## Begin The records
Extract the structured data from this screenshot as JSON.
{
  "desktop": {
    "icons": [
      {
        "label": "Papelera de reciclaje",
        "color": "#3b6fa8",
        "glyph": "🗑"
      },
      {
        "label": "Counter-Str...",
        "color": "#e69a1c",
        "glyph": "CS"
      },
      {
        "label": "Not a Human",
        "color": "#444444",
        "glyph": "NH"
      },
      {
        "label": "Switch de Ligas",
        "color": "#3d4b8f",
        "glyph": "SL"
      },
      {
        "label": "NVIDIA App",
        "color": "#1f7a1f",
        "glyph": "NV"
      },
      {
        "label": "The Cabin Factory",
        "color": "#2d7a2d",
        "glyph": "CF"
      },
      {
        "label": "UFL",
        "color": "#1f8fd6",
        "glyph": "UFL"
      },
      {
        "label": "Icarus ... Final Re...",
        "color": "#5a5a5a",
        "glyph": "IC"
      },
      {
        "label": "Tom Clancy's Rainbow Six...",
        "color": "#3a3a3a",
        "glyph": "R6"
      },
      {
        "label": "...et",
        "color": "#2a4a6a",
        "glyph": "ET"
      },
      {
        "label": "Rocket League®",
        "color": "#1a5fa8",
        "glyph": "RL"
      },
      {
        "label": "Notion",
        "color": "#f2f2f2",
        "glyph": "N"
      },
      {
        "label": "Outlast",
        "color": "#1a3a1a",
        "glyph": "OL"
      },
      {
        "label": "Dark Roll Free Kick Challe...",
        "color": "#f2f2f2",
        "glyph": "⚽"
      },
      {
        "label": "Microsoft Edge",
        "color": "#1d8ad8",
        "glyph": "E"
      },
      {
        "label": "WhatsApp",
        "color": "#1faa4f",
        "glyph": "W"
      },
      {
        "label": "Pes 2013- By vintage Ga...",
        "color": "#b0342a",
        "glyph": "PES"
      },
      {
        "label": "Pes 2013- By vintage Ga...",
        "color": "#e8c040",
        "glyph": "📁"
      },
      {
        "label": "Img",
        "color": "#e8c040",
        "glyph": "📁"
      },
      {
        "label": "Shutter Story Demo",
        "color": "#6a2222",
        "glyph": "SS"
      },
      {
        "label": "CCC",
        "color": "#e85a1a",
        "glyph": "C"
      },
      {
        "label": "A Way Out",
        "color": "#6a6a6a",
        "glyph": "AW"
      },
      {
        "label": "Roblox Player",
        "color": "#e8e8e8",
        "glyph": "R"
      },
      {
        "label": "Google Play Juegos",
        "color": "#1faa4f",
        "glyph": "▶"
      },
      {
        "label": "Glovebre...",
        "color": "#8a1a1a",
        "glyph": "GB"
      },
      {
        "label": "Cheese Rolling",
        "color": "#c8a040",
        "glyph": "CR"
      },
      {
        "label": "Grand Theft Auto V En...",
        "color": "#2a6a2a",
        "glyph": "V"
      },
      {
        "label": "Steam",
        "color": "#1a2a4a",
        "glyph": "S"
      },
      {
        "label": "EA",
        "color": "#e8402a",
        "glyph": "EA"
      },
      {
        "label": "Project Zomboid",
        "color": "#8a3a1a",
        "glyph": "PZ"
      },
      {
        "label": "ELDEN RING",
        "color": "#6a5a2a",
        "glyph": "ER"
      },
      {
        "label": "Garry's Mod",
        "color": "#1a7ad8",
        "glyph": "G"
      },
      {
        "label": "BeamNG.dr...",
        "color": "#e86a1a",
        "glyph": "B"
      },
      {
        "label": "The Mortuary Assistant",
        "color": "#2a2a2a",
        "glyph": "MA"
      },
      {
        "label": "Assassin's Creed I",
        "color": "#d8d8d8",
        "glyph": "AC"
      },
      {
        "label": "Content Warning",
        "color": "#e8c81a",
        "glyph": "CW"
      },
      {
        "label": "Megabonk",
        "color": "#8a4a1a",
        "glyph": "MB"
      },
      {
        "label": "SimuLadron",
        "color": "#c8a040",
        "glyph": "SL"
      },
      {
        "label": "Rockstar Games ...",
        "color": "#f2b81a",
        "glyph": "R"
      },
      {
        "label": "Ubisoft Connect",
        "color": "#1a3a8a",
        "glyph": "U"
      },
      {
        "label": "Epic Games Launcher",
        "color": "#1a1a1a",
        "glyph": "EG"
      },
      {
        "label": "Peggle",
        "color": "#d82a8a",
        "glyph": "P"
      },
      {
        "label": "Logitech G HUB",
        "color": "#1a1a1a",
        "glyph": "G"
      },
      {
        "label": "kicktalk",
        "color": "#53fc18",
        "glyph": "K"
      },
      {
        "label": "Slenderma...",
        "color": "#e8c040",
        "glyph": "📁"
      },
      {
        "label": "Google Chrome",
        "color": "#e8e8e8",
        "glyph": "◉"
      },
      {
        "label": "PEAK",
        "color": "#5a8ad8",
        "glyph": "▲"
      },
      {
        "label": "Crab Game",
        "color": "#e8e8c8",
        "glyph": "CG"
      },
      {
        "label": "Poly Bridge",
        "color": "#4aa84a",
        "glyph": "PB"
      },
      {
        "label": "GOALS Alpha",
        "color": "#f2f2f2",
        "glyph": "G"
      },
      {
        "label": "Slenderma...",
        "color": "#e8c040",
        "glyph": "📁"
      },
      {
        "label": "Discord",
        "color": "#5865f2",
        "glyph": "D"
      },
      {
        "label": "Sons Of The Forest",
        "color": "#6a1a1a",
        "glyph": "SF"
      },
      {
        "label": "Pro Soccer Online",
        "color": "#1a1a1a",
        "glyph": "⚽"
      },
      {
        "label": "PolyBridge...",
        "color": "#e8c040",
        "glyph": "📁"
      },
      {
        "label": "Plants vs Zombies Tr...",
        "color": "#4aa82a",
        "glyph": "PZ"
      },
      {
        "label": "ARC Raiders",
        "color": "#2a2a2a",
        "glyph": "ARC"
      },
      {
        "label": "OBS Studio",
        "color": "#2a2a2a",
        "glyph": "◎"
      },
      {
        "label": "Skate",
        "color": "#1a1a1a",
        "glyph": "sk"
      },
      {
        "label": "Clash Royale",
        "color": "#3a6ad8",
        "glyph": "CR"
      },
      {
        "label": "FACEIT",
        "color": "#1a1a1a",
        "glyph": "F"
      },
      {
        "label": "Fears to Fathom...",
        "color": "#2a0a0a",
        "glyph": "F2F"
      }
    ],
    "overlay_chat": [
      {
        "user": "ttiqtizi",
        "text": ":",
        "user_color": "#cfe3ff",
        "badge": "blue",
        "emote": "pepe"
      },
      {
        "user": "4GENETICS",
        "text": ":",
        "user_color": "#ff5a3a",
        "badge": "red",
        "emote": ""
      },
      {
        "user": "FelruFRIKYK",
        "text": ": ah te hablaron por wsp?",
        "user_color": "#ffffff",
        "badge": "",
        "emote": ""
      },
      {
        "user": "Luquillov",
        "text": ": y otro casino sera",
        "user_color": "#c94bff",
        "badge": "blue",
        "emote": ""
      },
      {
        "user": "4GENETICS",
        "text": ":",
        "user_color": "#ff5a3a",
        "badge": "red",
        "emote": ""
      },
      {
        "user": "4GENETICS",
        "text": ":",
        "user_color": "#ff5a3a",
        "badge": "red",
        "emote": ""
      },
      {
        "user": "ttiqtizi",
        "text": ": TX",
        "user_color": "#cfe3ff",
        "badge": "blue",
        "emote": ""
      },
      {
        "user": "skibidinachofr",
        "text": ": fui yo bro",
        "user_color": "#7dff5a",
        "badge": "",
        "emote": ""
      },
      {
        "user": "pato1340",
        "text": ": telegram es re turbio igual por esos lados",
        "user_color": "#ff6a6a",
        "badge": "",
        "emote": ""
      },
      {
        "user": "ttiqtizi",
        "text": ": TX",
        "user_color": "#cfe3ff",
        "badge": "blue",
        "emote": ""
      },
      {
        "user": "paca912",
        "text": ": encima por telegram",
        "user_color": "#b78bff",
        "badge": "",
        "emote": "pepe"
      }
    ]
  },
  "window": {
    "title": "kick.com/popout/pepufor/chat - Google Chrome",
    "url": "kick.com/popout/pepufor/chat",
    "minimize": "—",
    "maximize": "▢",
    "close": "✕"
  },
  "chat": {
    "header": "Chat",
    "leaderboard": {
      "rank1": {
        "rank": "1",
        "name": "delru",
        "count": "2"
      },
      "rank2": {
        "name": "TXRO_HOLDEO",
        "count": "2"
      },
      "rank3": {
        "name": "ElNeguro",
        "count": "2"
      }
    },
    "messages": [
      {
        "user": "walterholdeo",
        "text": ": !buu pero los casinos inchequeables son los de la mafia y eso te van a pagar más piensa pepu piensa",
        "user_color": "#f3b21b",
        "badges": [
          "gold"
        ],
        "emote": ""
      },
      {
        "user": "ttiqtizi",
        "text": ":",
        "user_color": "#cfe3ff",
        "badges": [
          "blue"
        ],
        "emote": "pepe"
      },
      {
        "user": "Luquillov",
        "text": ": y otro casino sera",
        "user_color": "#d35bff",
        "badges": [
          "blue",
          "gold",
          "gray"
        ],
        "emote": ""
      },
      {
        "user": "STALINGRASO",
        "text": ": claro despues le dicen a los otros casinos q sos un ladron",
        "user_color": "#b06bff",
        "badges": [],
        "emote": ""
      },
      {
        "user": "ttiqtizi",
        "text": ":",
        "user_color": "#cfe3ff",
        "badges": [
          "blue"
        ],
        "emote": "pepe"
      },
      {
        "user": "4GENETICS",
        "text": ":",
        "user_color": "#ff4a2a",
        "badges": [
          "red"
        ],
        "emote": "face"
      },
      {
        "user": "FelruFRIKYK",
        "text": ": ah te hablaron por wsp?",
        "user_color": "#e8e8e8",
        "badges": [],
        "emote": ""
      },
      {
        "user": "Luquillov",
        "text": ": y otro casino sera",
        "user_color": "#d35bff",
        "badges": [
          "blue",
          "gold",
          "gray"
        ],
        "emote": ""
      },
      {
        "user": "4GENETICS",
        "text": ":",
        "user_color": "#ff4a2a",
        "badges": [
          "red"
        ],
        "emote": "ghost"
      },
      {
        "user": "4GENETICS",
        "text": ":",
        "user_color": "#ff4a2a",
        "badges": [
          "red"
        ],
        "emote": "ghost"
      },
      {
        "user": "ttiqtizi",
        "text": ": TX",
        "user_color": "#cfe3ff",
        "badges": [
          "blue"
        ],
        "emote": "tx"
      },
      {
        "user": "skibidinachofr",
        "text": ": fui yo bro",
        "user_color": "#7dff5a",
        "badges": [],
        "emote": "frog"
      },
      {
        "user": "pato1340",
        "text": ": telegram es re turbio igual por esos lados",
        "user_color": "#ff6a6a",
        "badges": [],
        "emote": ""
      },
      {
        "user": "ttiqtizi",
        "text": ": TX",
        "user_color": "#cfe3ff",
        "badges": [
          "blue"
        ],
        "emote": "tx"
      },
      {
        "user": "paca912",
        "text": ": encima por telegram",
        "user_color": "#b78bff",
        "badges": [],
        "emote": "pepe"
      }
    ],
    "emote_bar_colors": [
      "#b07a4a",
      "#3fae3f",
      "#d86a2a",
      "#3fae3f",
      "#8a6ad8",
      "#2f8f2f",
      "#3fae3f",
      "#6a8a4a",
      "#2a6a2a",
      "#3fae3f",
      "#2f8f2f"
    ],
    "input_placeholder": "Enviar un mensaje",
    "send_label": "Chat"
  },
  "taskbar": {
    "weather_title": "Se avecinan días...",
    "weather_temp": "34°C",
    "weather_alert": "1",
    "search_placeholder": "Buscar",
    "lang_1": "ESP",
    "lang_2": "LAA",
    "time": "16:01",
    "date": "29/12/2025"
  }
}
## End The records
## Begin The records
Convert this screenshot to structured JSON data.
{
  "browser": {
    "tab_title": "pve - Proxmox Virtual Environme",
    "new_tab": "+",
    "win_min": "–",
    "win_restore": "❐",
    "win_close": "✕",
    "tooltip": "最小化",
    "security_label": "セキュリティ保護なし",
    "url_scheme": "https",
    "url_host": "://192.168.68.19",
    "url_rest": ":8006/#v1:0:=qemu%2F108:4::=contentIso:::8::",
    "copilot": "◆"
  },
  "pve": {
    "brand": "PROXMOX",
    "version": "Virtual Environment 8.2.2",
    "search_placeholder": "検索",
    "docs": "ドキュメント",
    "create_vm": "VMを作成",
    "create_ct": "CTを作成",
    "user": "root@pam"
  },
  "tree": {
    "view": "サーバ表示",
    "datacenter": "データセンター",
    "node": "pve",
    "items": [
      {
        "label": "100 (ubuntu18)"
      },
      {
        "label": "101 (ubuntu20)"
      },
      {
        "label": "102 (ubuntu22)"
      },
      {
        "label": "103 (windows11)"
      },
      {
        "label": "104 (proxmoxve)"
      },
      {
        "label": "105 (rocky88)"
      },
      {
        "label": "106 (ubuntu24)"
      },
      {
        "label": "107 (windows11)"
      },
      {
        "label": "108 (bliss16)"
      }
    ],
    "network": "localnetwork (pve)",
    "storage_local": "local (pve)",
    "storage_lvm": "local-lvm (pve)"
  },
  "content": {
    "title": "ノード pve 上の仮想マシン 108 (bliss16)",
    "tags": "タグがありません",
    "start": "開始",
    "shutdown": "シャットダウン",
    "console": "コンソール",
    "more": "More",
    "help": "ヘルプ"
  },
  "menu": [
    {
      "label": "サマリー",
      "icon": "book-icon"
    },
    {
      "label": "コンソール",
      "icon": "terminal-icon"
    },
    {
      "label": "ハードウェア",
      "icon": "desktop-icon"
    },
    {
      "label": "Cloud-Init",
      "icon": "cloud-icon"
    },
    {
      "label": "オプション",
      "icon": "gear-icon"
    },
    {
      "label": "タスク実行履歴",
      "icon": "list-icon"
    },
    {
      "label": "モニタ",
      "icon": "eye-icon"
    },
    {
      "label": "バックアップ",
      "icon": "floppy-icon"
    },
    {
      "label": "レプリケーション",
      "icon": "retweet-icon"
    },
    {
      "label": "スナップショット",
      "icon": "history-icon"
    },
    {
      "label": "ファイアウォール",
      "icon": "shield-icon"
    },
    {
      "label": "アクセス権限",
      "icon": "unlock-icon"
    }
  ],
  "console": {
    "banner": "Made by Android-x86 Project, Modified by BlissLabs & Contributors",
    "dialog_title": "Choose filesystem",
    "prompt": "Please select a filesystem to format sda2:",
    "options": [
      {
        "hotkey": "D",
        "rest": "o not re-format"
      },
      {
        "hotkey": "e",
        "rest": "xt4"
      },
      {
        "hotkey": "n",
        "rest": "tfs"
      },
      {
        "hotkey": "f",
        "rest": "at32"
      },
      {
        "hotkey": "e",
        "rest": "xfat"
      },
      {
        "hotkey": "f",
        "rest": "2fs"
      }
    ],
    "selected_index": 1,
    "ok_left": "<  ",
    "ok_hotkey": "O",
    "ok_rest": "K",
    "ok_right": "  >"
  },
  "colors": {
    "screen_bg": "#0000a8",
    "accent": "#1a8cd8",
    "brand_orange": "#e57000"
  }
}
## End The records
## Begin The records
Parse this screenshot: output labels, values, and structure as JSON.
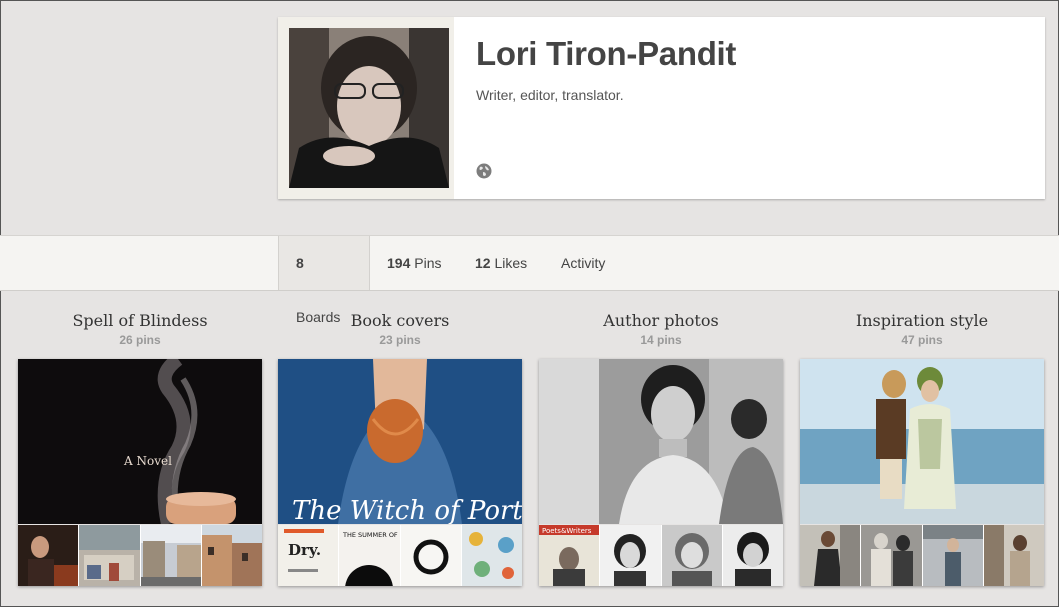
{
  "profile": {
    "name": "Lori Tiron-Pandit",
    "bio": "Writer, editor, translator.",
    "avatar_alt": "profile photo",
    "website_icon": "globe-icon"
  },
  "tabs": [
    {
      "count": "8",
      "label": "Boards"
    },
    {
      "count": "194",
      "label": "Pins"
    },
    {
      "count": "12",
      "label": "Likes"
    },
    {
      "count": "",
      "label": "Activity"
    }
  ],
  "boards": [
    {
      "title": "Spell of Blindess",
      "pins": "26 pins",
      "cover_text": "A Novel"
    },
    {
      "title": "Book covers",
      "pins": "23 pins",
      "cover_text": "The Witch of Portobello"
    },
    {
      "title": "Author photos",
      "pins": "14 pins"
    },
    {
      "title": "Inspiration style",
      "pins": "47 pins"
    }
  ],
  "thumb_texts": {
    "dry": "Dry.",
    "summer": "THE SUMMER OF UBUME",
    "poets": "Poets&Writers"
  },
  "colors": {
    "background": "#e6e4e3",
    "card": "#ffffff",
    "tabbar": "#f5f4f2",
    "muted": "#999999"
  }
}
## End The records
Exercise task:
Go through the records and gather the lines that hold "casinos".

Answer below:
        "text": ": !buu pero los casinos inchequeables son los de la mafia y eso te van a pagar más piensa pepu piensa",
        "text": ": claro despues le dicen a los otros casinos q sos un ladron",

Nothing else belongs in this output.